▶ [Task inputs]:
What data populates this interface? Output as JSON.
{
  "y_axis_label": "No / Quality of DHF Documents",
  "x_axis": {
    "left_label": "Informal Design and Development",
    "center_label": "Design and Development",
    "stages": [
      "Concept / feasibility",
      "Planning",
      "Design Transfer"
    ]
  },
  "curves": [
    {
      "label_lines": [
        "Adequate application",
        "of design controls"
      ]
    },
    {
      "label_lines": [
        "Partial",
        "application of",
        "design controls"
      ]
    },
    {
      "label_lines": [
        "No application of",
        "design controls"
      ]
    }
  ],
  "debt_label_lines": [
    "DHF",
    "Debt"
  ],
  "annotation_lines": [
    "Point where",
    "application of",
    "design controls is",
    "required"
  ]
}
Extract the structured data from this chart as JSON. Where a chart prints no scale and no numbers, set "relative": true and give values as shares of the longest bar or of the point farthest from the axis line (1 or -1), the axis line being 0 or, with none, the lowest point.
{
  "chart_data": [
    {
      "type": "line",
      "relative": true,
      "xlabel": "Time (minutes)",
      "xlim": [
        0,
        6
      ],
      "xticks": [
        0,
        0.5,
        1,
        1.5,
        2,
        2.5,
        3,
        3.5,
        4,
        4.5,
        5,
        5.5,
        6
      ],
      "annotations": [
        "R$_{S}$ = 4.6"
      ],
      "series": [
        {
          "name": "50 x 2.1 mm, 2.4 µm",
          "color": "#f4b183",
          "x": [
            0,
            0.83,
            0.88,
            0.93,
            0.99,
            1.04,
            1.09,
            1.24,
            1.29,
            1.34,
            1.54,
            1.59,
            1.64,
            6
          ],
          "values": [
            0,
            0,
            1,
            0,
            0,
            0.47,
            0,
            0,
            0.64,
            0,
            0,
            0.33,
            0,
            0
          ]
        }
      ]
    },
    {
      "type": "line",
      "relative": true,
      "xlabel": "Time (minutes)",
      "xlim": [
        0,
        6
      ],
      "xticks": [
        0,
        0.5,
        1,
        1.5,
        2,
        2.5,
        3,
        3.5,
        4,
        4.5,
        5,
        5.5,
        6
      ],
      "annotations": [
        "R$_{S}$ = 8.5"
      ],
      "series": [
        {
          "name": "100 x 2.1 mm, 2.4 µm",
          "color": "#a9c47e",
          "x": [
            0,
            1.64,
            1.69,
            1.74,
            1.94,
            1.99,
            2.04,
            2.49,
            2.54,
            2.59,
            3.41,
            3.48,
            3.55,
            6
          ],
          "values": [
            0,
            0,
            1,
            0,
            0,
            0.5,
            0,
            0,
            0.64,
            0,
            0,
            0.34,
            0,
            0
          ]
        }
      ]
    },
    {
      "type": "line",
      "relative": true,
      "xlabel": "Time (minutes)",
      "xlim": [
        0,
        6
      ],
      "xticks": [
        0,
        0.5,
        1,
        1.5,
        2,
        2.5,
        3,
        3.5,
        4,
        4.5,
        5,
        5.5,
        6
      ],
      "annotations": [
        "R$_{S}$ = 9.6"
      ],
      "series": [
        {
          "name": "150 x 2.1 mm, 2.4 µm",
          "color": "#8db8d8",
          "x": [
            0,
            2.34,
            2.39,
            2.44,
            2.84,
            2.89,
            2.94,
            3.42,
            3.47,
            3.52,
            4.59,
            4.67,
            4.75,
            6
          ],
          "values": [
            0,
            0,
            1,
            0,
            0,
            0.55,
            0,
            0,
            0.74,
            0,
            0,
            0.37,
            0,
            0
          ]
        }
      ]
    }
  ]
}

▶ [What you will do]: Copy out every entry again, exactly as it was given.

▶ [Exercise solution]:
What data populates this interface? Output as JSON.
{
  "y_axis_label": "No / Quality of DHF Documents",
  "x_axis": {
    "left_label": "Informal Design and Development",
    "center_label": "Design and Development",
    "stages": [
      "Concept / feasibility",
      "Planning",
      "Design Transfer"
    ]
  },
  "curves": [
    {
      "label_lines": [
        "Adequate application",
        "of design controls"
      ]
    },
    {
      "label_lines": [
        "Partial",
        "application of",
        "design controls"
      ]
    },
    {
      "label_lines": [
        "No application of",
        "design controls"
      ]
    }
  ],
  "debt_label_lines": [
    "DHF",
    "Debt"
  ],
  "annotation_lines": [
    "Point where",
    "application of",
    "design controls is",
    "required"
  ]
}
Extract the structured data from this chart as JSON. Where a chart prints no scale and no numbers, set "relative": true and give values as shares of the longest bar or of the point farthest from the axis line (1 or -1), the axis line being 0 or, with none, the lowest point.
{
  "chart_data": [
    {
      "type": "line",
      "relative": true,
      "xlabel": "Time (minutes)",
      "xlim": [
        0,
        6
      ],
      "xticks": [
        0,
        0.5,
        1,
        1.5,
        2,
        2.5,
        3,
        3.5,
        4,
        4.5,
        5,
        5.5,
        6
      ],
      "annotations": [
        "R$_{S}$ = 4.6"
      ],
      "series": [
        {
          "name": "50 x 2.1 mm, 2.4 µm",
          "color": "#f4b183",
          "x": [
            0,
            0.83,
            0.88,
            0.93,
            0.99,
            1.04,
            1.09,
            1.24,
            1.29,
            1.34,
            1.54,
            1.59,
            1.64,
            6
          ],
          "values": [
            0,
            0,
            1,
            0,
            0,
            0.47,
            0,
            0,
            0.64,
            0,
            0,
            0.33,
            0,
            0
          ]
        }
      ]
    },
    {
      "type": "line",
      "relative": true,
      "xlabel": "Time (minutes)",
      "xlim": [
        0,
        6
      ],
      "xticks": [
        0,
        0.5,
        1,
        1.5,
        2,
        2.5,
        3,
        3.5,
        4,
        4.5,
        5,
        5.5,
        6
      ],
      "annotations": [
        "R$_{S}$ = 8.5"
      ],
      "series": [
        {
          "name": "100 x 2.1 mm, 2.4 µm",
          "color": "#a9c47e",
          "x": [
            0,
            1.64,
            1.69,
            1.74,
            1.94,
            1.99,
            2.04,
            2.49,
            2.54,
            2.59,
            3.41,
            3.48,
            3.55,
            6
          ],
          "values": [
            0,
            0,
            1,
            0,
            0,
            0.5,
            0,
            0,
            0.64,
            0,
            0,
            0.34,
            0,
            0
          ]
        }
      ]
    },
    {
      "type": "line",
      "relative": true,
      "xlabel": "Time (minutes)",
      "xlim": [
        0,
        6
      ],
      "xticks": [
        0,
        0.5,
        1,
        1.5,
        2,
        2.5,
        3,
        3.5,
        4,
        4.5,
        5,
        5.5,
        6
      ],
      "annotations": [
        "R$_{S}$ = 9.6"
      ],
      "series": [
        {
          "name": "150 x 2.1 mm, 2.4 µm",
          "color": "#8db8d8",
          "x": [
            0,
            2.34,
            2.39,
            2.44,
            2.84,
            2.89,
            2.94,
            3.42,
            3.47,
            3.52,
            4.59,
            4.67,
            4.75,
            6
          ],
          "values": [
            0,
            0,
            1,
            0,
            0,
            0.55,
            0,
            0,
            0.74,
            0,
            0,
            0.37,
            0,
            0
          ]
        }
      ]
    }
  ]
}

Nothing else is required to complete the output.